--- Start of DATA LINES ---

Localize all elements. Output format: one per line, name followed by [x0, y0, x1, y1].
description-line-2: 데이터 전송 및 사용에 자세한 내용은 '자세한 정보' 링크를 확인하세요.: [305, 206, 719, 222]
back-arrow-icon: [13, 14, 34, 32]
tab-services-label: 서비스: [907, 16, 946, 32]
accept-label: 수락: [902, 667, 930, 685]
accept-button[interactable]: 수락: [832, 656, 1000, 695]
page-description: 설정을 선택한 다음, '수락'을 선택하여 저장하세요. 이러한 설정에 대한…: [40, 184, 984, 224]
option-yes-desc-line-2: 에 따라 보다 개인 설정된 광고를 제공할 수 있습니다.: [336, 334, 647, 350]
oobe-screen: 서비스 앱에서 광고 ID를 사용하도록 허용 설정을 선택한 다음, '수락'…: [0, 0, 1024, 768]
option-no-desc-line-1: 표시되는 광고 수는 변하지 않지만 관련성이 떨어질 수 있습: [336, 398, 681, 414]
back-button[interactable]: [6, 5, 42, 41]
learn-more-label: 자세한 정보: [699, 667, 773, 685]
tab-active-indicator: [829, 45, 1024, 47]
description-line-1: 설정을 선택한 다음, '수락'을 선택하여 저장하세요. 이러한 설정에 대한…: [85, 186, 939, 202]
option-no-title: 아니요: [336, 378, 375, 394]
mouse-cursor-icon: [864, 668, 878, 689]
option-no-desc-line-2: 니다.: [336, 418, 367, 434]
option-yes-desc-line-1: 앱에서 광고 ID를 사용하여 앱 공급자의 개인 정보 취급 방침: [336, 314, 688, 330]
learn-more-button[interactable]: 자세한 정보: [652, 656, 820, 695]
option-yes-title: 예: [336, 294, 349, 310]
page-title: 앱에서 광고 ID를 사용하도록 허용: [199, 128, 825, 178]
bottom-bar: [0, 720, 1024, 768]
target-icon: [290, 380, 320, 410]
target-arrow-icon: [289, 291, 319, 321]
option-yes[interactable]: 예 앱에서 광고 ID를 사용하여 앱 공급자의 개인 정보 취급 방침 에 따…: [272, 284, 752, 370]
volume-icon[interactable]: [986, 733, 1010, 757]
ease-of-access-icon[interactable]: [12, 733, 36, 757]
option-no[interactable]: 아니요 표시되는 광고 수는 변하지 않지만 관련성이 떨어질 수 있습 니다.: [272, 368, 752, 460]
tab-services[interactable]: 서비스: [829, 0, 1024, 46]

--- End of DATA LINES ---

§ TO BE DONE: Format every line of the material above as a numbered list, leaving out any blank lines.

§ THE OUTPUT:
1. Localize all elements. Output format: one per line, name followed by [x0, y0, x1, y1].
2. description-line-2: 데이터 전송 및 사용에 자세한 내용은 '자세한 정보' 링크를 확인하세요.: [305, 206, 719, 222]
3. back-arrow-icon: [13, 14, 34, 32]
4. tab-services-label: 서비스: [907, 16, 946, 32]
5. accept-label: 수락: [902, 667, 930, 685]
6. accept-button[interactable]: 수락: [832, 656, 1000, 695]
7. page-description: 설정을 선택한 다음, '수락'을 선택하여 저장하세요. 이러한 설정에 대한…: [40, 184, 984, 224]
8. option-yes-desc-line-2: 에 따라 보다 개인 설정된 광고를 제공할 수 있습니다.: [336, 334, 647, 350]
9. oobe-screen: 서비스 앱에서 광고 ID를 사용하도록 허용 설정을 선택한 다음, '수락'…: [0, 0, 1024, 768]
10. option-no-desc-line-1: 표시되는 광고 수는 변하지 않지만 관련성이 떨어질 수 있습: [336, 398, 681, 414]
11. back-button[interactable]: [6, 5, 42, 41]
12. learn-more-label: 자세한 정보: [699, 667, 773, 685]
13. tab-active-indicator: [829, 45, 1024, 47]
14. description-line-1: 설정을 선택한 다음, '수락'을 선택하여 저장하세요. 이러한 설정에 대한…: [85, 186, 939, 202]
15. option-no-title: 아니요: [336, 378, 375, 394]
16. mouse-cursor-icon: [864, 668, 878, 689]
17. option-no-desc-line-2: 니다.: [336, 418, 367, 434]
18. option-yes-desc-line-1: 앱에서 광고 ID를 사용하여 앱 공급자의 개인 정보 취급 방침: [336, 314, 688, 330]
19. learn-more-button[interactable]: 자세한 정보: [652, 656, 820, 695]
20. option-yes-title: 예: [336, 294, 349, 310]
21. page-title: 앱에서 광고 ID를 사용하도록 허용: [199, 128, 825, 178]
22. bottom-bar: [0, 720, 1024, 768]
23. target-icon: [290, 380, 320, 410]
24. target-arrow-icon: [289, 291, 319, 321]
25. option-yes[interactable]: 예 앱에서 광고 ID를 사용하여 앱 공급자의 개인 정보 취급 방침 에 따…: [272, 284, 752, 370]
26. volume-icon[interactable]: [986, 733, 1010, 757]
27. ease-of-access-icon[interactable]: [12, 733, 36, 757]
28. option-no[interactable]: 아니요 표시되는 광고 수는 변하지 않지만 관련성이 떨어질 수 있습 니다.: [272, 368, 752, 460]
29. tab-services[interactable]: 서비스: [829, 0, 1024, 46]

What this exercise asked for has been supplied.